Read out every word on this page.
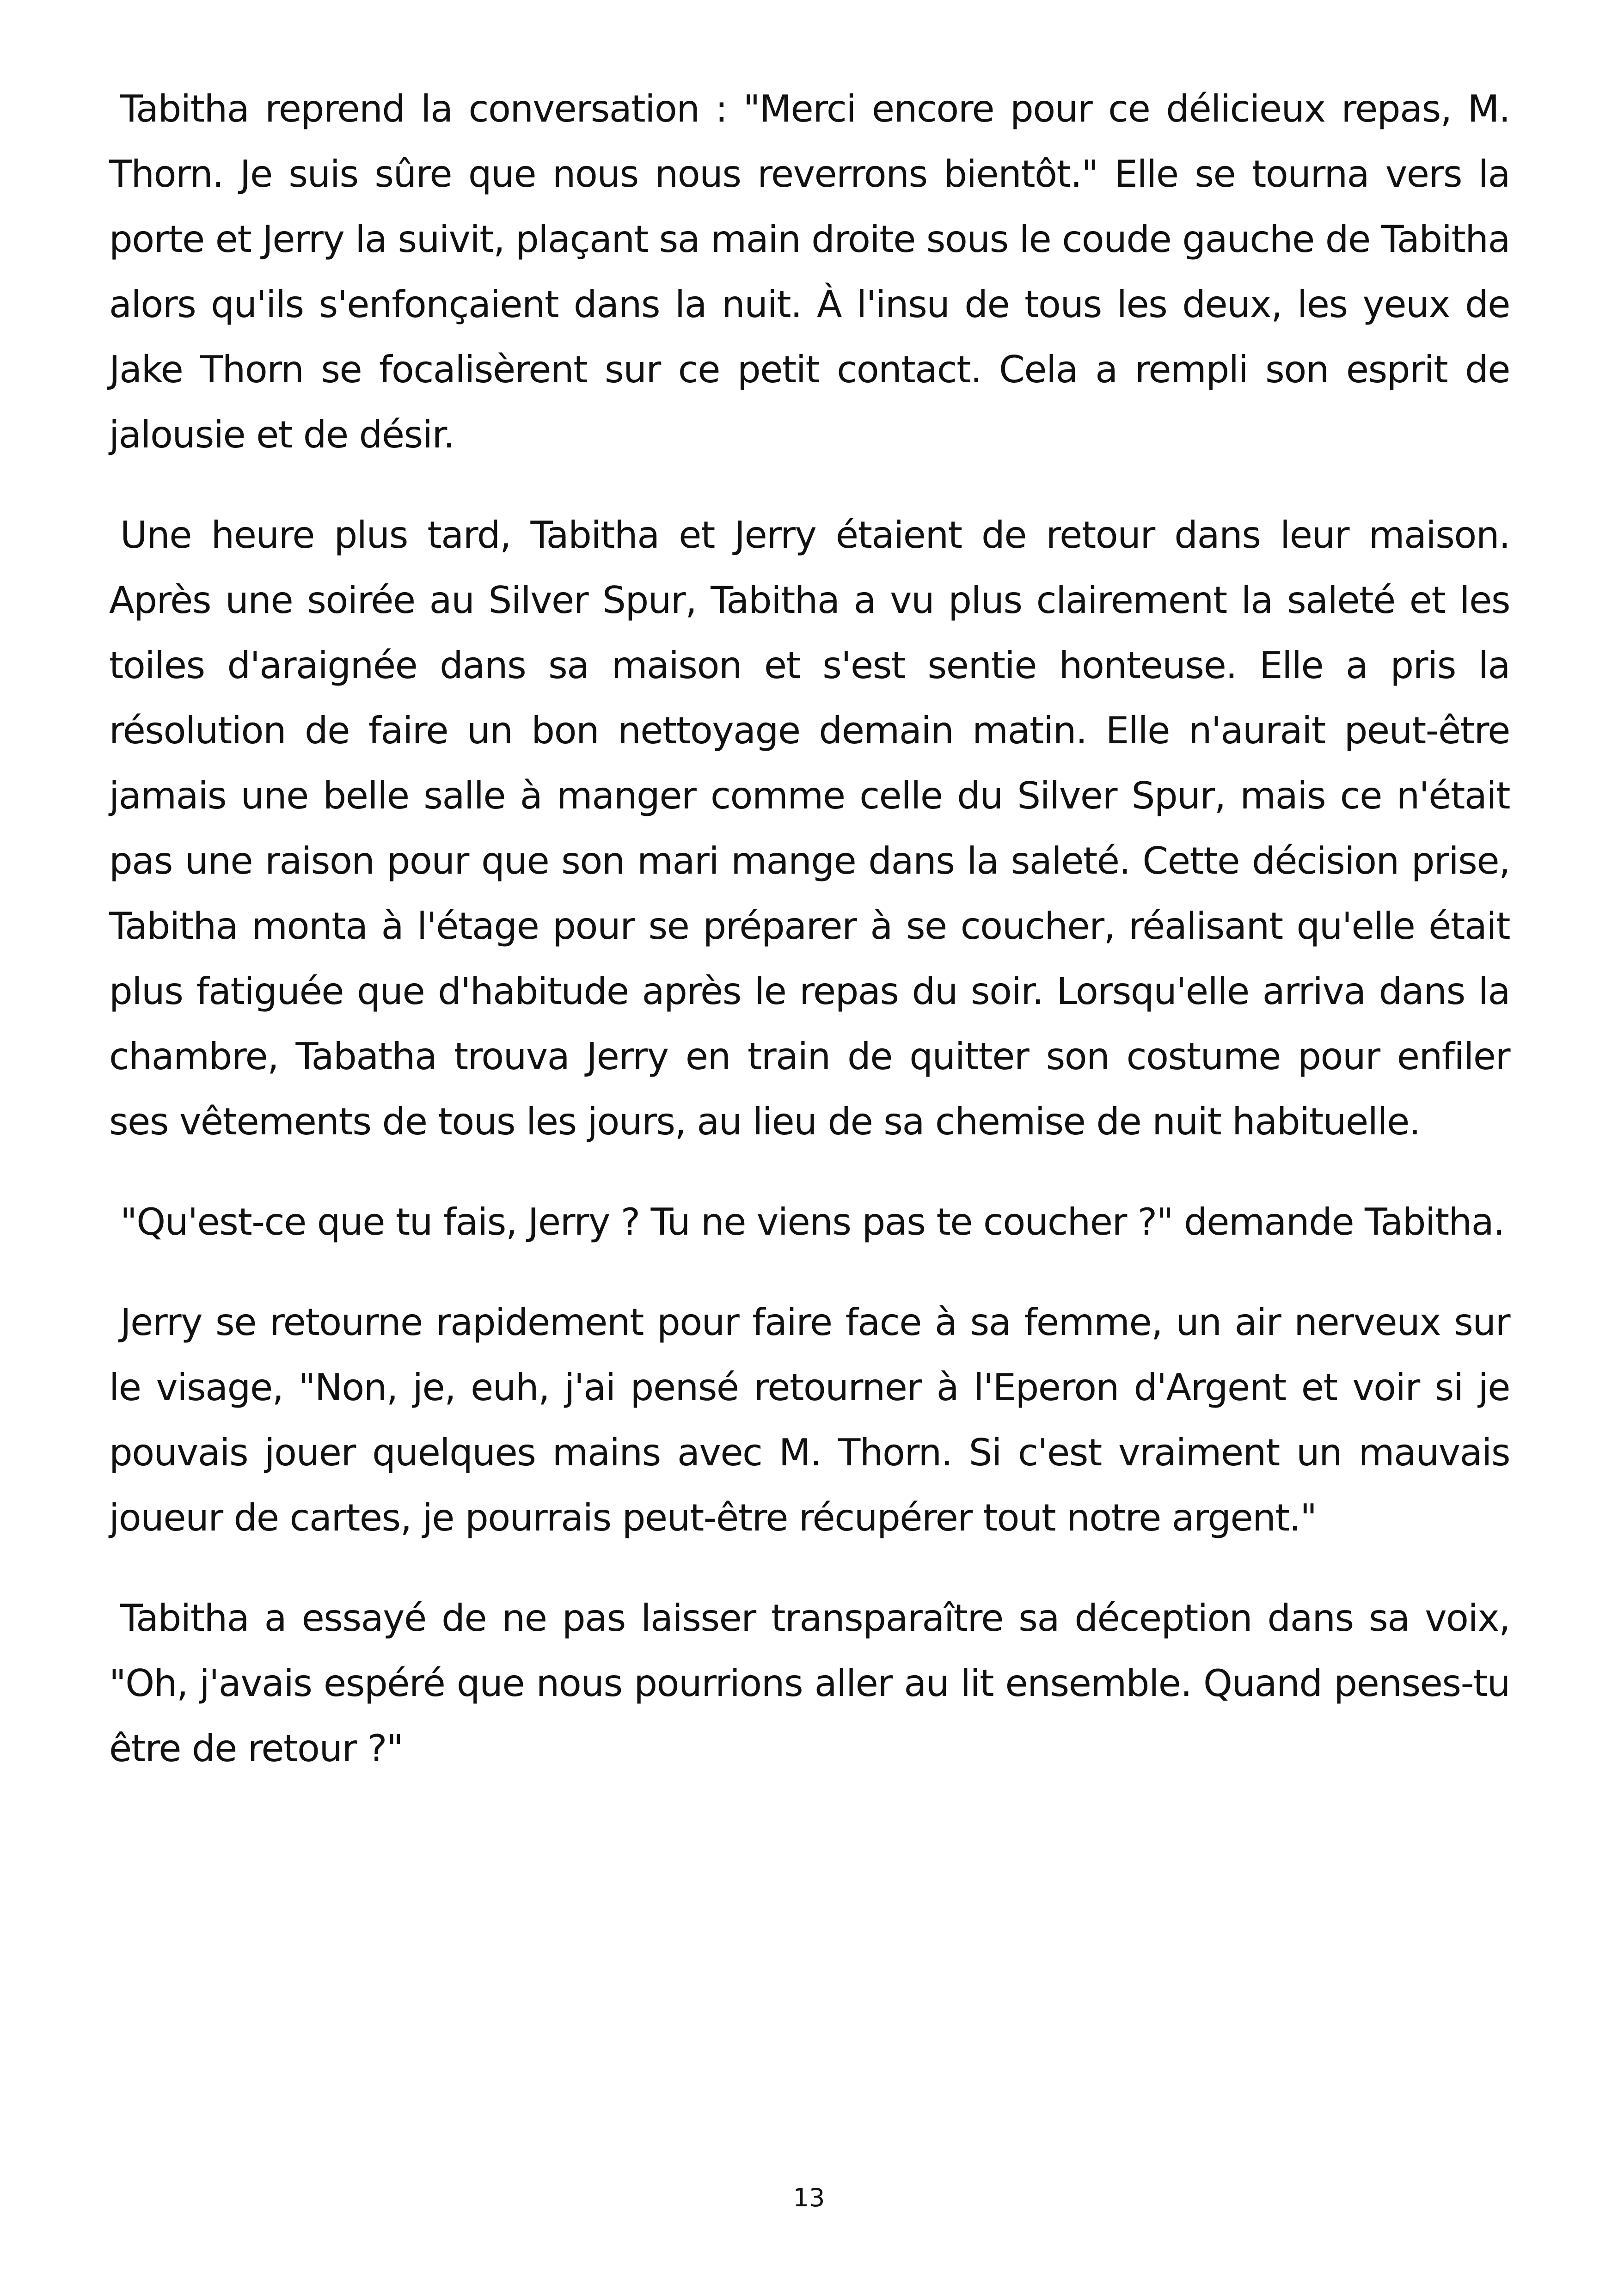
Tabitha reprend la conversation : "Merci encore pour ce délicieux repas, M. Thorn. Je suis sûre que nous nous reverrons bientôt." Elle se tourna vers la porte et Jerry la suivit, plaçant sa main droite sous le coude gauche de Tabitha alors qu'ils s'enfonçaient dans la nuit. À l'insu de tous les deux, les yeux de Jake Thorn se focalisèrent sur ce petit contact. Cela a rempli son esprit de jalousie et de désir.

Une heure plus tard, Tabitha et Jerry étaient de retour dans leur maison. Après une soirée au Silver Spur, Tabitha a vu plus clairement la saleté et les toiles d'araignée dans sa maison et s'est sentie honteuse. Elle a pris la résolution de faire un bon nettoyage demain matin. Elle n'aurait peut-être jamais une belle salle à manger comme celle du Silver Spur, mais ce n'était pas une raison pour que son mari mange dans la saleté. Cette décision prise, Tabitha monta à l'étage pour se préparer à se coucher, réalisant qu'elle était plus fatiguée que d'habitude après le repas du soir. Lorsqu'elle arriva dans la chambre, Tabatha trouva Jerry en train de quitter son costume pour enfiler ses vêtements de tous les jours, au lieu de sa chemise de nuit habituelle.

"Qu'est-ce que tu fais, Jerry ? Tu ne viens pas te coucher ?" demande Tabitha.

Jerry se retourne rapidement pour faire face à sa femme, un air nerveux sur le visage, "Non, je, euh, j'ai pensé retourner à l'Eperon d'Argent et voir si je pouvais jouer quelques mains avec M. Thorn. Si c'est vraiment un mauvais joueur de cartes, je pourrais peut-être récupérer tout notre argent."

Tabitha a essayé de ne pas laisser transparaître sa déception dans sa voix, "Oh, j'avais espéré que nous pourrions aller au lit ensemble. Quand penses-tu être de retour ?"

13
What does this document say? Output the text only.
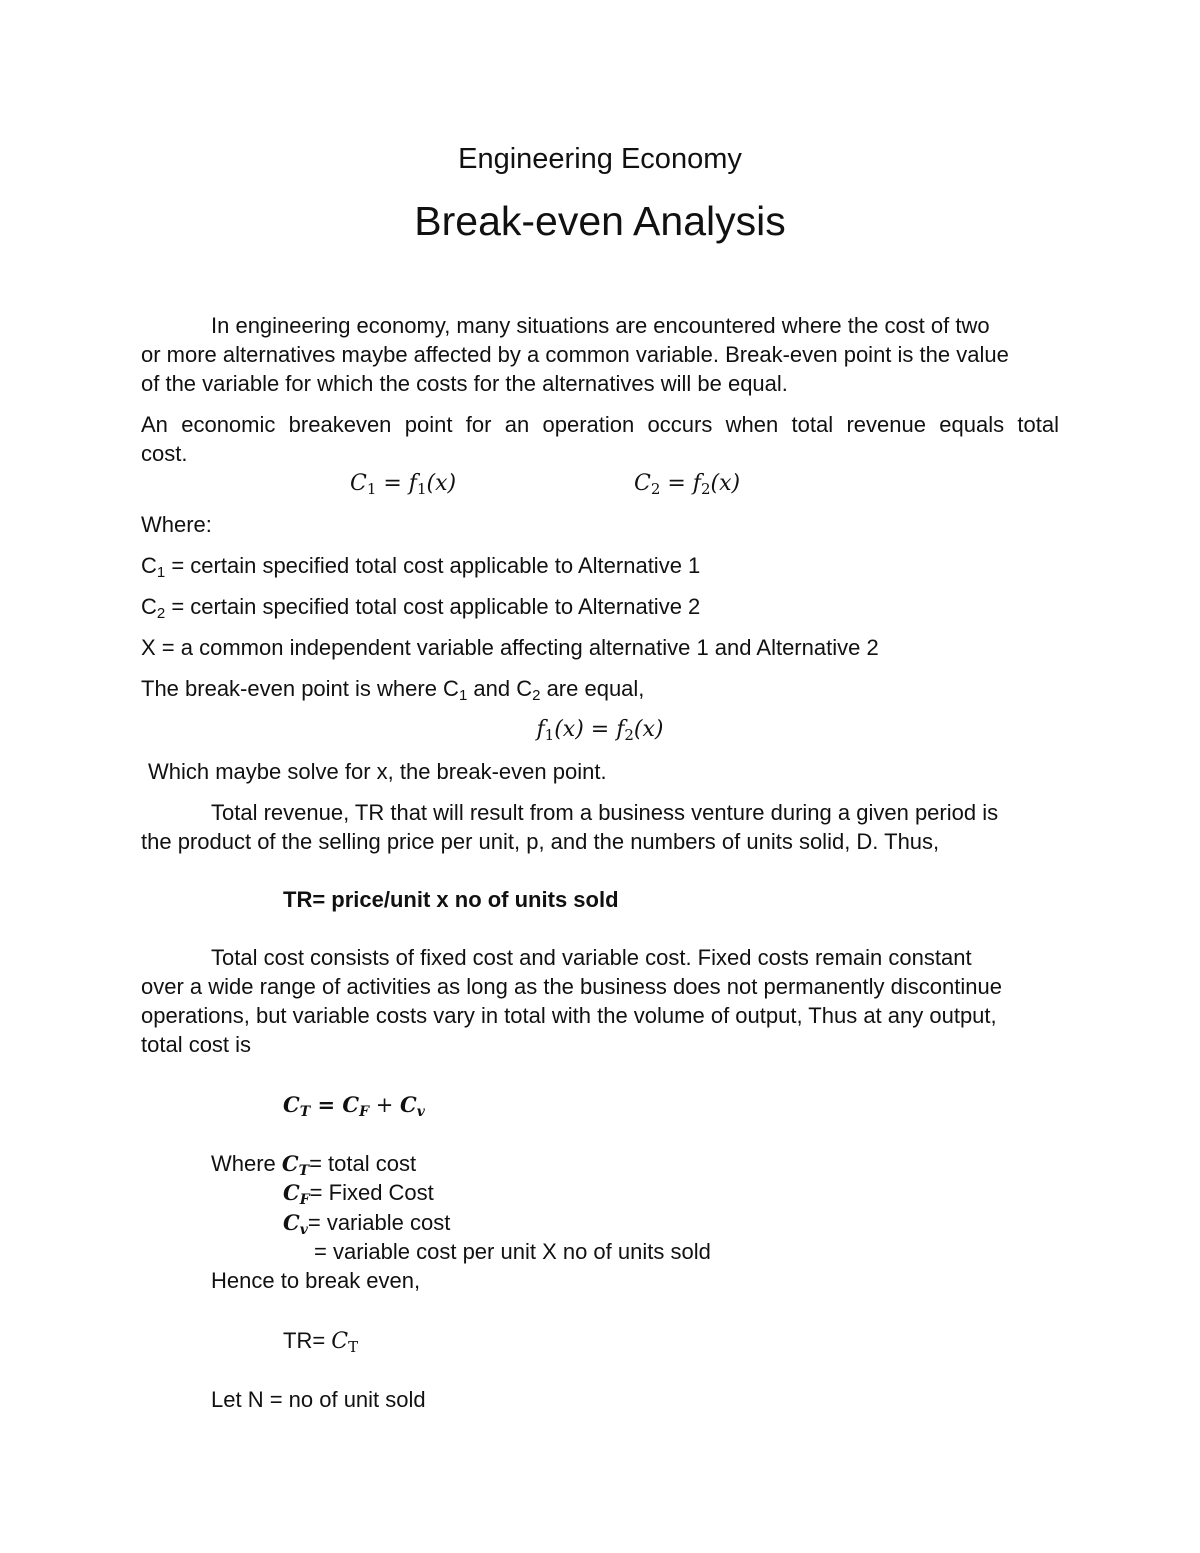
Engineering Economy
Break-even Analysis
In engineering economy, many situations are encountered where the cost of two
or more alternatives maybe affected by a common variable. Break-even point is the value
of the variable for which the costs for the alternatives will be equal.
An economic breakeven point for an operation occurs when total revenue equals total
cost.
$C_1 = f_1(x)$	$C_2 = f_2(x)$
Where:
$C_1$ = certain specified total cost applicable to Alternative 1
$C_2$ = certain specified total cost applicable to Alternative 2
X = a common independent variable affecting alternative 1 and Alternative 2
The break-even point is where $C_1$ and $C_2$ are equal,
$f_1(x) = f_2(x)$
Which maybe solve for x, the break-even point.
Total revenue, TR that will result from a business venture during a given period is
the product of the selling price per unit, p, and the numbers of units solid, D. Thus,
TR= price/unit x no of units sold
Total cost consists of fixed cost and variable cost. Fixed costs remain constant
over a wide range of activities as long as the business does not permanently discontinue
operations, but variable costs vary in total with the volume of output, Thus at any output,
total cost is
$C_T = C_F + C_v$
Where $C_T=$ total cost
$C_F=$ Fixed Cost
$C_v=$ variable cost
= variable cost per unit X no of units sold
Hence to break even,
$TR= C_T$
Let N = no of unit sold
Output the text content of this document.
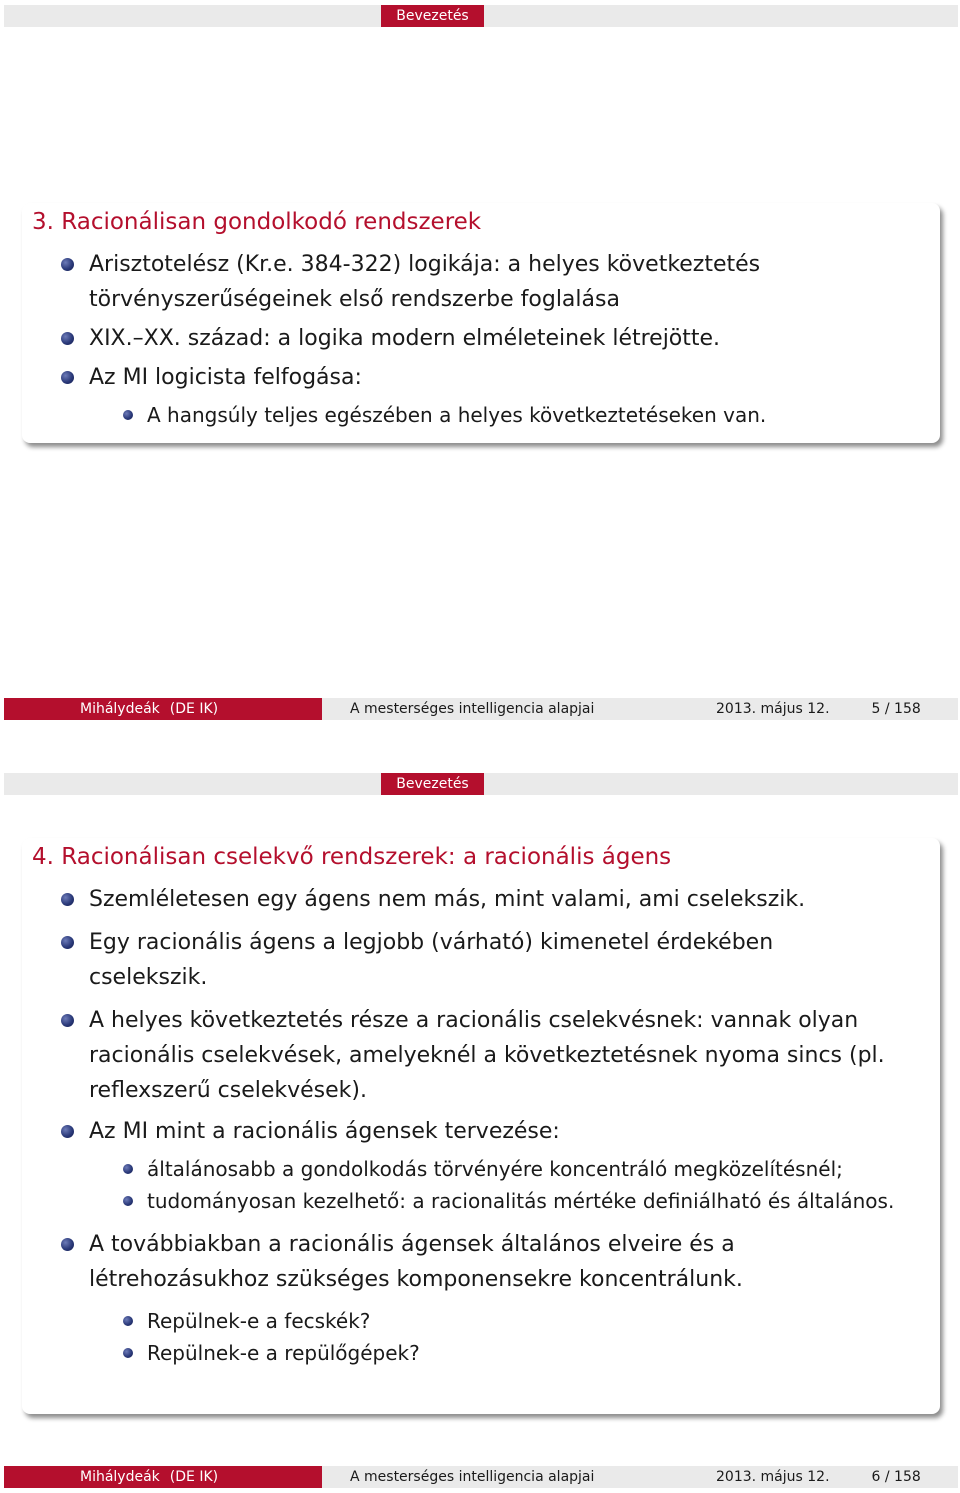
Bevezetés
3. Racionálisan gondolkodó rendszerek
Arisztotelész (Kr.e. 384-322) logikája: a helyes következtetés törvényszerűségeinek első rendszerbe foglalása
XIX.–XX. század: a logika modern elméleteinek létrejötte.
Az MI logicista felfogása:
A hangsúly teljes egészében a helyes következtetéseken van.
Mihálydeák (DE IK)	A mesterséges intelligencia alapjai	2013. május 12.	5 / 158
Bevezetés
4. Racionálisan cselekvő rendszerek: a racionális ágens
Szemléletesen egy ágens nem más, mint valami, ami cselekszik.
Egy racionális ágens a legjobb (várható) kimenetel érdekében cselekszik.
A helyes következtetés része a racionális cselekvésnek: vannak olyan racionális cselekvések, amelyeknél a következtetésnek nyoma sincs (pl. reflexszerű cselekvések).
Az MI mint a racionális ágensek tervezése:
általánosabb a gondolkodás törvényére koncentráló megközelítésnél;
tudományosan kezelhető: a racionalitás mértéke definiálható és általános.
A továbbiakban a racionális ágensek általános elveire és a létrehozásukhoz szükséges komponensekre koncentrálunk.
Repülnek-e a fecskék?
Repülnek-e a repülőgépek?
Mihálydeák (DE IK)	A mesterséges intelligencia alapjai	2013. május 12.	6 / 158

· · · ·

• _TASK DIRECTIONS_: Quote all the lines above exactly as given. Do not include the pictures.

• _IN RESPONSE_:
Read out every word on this page.
Tabitha reprend la conversation : "Merci encore pour ce délicieux repas, M. Thorn. Je suis sûre que nous nous reverrons bientôt." Elle se tourna vers la porte et Jerry la suivit, plaçant sa main droite sous le coude gauche de Tabitha alors qu'ils s'enfonçaient dans la nuit. À l'insu de tous les deux, les yeux de Jake Thorn se focalisèrent sur ce petit contact. Cela a rempli son esprit de jalousie et de désir.

Une heure plus tard, Tabitha et Jerry étaient de retour dans leur maison. Après une soirée au Silver Spur, Tabitha a vu plus clairement la saleté et les toiles d'araignée dans sa maison et s'est sentie honteuse. Elle a pris la résolution de faire un bon nettoyage demain matin. Elle n'aurait peut-être jamais une belle salle à manger comme celle du Silver Spur, mais ce n'était pas une raison pour que son mari mange dans la saleté. Cette décision prise, Tabitha monta à l'étage pour se préparer à se coucher, réalisant qu'elle était plus fatiguée que d'habitude après le repas du soir. Lorsqu'elle arriva dans la chambre, Tabatha trouva Jerry en train de quitter son costume pour enfiler ses vêtements de tous les jours, au lieu de sa chemise de nuit habituelle.

"Qu'est-ce que tu fais, Jerry ? Tu ne viens pas te coucher ?" demande Tabitha.

Jerry se retourne rapidement pour faire face à sa femme, un air nerveux sur le visage, "Non, je, euh, j'ai pensé retourner à l'Eperon d'Argent et voir si je pouvais jouer quelques mains avec M. Thorn. Si c'est vraiment un mauvais joueur de cartes, je pourrais peut-être récupérer tout notre argent."

Tabitha a essayé de ne pas laisser transparaître sa déception dans sa voix, "Oh, j'avais espéré que nous pourrions aller au lit ensemble. Quand penses-tu être de retour ?"

13
What does this document say? Output the text only.
Engineering Economy
Break-even Analysis
In engineering economy, many situations are encountered where the cost of two
or more alternatives maybe affected by a common variable. Break-even point is the value
of the variable for which the costs for the alternatives will be equal.
An economic breakeven point for an operation occurs when total revenue equals total
cost.
$C_1 = f_1(x)$	$C_2 = f_2(x)$
Where:
$C_1$ = certain specified total cost applicable to Alternative 1
$C_2$ = certain specified total cost applicable to Alternative 2
X = a common independent variable affecting alternative 1 and Alternative 2
The break-even point is where $C_1$ and $C_2$ are equal,
$f_1(x) = f_2(x)$
Which maybe solve for x, the break-even point.
Total revenue, TR that will result from a business venture during a given period is
the product of the selling price per unit, p, and the numbers of units solid, D. Thus,
TR= price/unit x no of units sold
Total cost consists of fixed cost and variable cost. Fixed costs remain constant
over a wide range of activities as long as the business does not permanently discontinue
operations, but variable costs vary in total with the volume of output, Thus at any output,
total cost is
$C_T = C_F + C_v$
Where $C_T=$ total cost
$C_F=$ Fixed Cost
$C_v=$ variable cost
= variable cost per unit X no of units sold
Hence to break even,
$TR= C_T$
Let N = no of unit sold
Output the text content of this document.
Bevezetés
3. Racionálisan gondolkodó rendszerek
Arisztotelész (Kr.e. 384-322) logikája: a helyes következtetés törvényszerűségeinek első rendszerbe foglalása
XIX.–XX. század: a logika modern elméleteinek létrejötte.
Az MI logicista felfogása:
A hangsúly teljes egészében a helyes következtetéseken van.
Mihálydeák (DE IK)	A mesterséges intelligencia alapjai	2013. május 12.	5 / 158
Bevezetés
4. Racionálisan cselekvő rendszerek: a racionális ágens
Szemléletesen egy ágens nem más, mint valami, ami cselekszik.
Egy racionális ágens a legjobb (várható) kimenetel érdekében cselekszik.
A helyes következtetés része a racionális cselekvésnek: vannak olyan racionális cselekvések, amelyeknél a következtetésnek nyoma sincs (pl. reflexszerű cselekvések).
Az MI mint a racionális ágensek tervezése:
általánosabb a gondolkodás törvényére koncentráló megközelítésnél;
tudományosan kezelhető: a racionalitás mértéke definiálható és általános.
A továbbiakban a racionális ágensek általános elveire és a létrehozásukhoz szükséges komponensekre koncentrálunk.
Repülnek-e a fecskék?
Repülnek-e a repülőgépek?
Mihálydeák (DE IK)	A mesterséges intelligencia alapjai	2013. május 12.	6 / 158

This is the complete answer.